EXERCISE INSTRUCTIONS: Your task is to print the material below exactly as presented.

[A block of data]
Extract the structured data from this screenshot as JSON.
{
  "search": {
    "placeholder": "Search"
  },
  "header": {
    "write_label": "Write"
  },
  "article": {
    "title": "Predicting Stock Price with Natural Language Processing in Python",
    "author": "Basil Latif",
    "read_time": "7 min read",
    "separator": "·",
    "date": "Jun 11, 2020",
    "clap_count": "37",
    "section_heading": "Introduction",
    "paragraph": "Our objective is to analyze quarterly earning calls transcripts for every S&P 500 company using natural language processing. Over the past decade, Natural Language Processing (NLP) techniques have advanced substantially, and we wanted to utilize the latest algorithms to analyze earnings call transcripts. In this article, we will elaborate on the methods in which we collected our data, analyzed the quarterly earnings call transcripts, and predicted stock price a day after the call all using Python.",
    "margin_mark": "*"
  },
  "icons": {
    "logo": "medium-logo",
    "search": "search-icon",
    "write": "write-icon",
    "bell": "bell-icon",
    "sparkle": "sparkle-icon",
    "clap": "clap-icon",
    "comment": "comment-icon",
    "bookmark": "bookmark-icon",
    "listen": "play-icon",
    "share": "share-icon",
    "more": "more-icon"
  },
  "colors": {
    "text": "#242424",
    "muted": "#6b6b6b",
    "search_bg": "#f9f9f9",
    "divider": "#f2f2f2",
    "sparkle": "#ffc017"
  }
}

TASK SOLUTION:
Extract the structured data from this screenshot as JSON.
{
  "search": {
    "placeholder": "Search"
  },
  "header": {
    "write_label": "Write"
  },
  "article": {
    "title": "Predicting Stock Price with Natural Language Processing in Python",
    "author": "Basil Latif",
    "read_time": "7 min read",
    "separator": "·",
    "date": "Jun 11, 2020",
    "clap_count": "37",
    "section_heading": "Introduction",
    "paragraph": "Our objective is to analyze quarterly earning calls transcripts for every S&P 500 company using natural language processing. Over the past decade, Natural Language Processing (NLP) techniques have advanced substantially, and we wanted to utilize the latest algorithms to analyze earnings call transcripts. In this article, we will elaborate on the methods in which we collected our data, analyzed the quarterly earnings call transcripts, and predicted stock price a day after the call all using Python.",
    "margin_mark": "*"
  },
  "icons": {
    "logo": "medium-logo",
    "search": "search-icon",
    "write": "write-icon",
    "bell": "bell-icon",
    "sparkle": "sparkle-icon",
    "clap": "clap-icon",
    "comment": "comment-icon",
    "bookmark": "bookmark-icon",
    "listen": "play-icon",
    "share": "share-icon",
    "more": "more-icon"
  },
  "colors": {
    "text": "#242424",
    "muted": "#6b6b6b",
    "search_bg": "#f9f9f9",
    "divider": "#f2f2f2",
    "sparkle": "#ffc017"
  }
}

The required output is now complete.